Required work —
Scan the data beneath this task and copy each line that includes "Complex".

Records to process —
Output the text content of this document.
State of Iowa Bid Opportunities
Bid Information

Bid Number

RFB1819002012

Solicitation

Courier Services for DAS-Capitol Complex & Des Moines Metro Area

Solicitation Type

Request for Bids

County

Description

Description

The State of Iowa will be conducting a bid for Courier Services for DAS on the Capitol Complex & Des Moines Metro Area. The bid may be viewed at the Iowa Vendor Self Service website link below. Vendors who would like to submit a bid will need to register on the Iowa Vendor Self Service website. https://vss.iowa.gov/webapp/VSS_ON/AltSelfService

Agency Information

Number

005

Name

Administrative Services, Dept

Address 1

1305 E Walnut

The reply —
Courier Services for DAS-Capitol Complex & Des Moines Metro Area
The State of Iowa will be conducting a bid for Courier Services for DAS on the Capitol Complex & Des Moines Metro Area. The bid may be viewed at the Iowa Vendor Self Service website link below. Vendors who would like to submit a bid will need to register on the Iowa Vendor Self Service website. https://vss.iowa.gov/webapp/VSS_ON/AltSelfService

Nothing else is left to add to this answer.